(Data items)
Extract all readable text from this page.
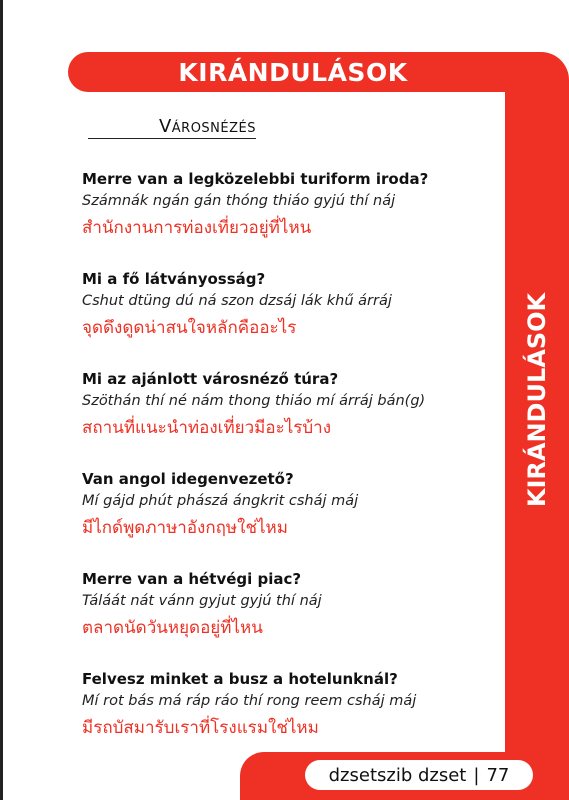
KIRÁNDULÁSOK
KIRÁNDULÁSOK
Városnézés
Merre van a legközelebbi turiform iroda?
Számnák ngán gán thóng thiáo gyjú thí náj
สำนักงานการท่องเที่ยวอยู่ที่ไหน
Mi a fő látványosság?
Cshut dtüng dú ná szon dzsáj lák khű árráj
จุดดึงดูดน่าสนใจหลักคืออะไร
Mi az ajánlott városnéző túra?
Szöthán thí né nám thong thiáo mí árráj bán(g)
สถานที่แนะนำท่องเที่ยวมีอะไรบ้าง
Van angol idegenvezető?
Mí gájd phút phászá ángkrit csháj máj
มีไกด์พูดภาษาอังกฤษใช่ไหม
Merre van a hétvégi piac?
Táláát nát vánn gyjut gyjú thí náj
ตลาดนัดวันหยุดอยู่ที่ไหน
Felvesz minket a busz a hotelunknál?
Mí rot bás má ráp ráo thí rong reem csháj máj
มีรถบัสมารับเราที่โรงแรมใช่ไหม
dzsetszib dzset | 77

...

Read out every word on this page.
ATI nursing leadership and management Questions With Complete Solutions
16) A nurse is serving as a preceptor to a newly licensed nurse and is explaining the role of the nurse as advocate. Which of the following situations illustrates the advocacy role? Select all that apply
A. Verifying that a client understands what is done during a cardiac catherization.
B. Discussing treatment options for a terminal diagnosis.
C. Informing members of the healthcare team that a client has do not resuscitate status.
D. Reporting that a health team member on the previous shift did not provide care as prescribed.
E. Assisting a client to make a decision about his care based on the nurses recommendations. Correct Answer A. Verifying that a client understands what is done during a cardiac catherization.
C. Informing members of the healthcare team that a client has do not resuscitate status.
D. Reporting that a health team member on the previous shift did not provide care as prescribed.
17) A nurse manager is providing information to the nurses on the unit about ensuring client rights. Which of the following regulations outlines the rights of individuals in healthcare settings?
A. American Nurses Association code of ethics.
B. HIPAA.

--

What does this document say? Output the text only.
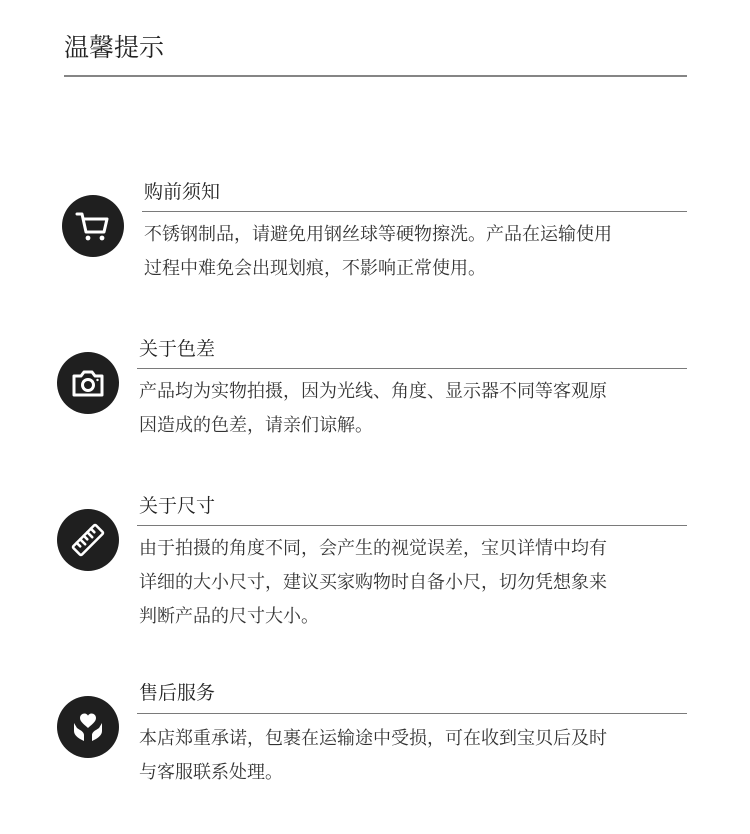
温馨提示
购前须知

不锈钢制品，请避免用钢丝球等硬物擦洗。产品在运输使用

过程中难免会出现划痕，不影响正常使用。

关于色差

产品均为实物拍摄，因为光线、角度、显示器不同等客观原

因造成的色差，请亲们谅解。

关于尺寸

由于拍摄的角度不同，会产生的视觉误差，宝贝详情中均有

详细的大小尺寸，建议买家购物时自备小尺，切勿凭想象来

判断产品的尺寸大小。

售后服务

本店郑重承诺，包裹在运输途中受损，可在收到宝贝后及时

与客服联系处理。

• [WORK TO COMPLETE]:
Locate the word "page" in the records and collect each line it appears in.

• [SOLUTION TO THE EXERCISE]:
Extract all readable text from this page.
Read out every word on this page.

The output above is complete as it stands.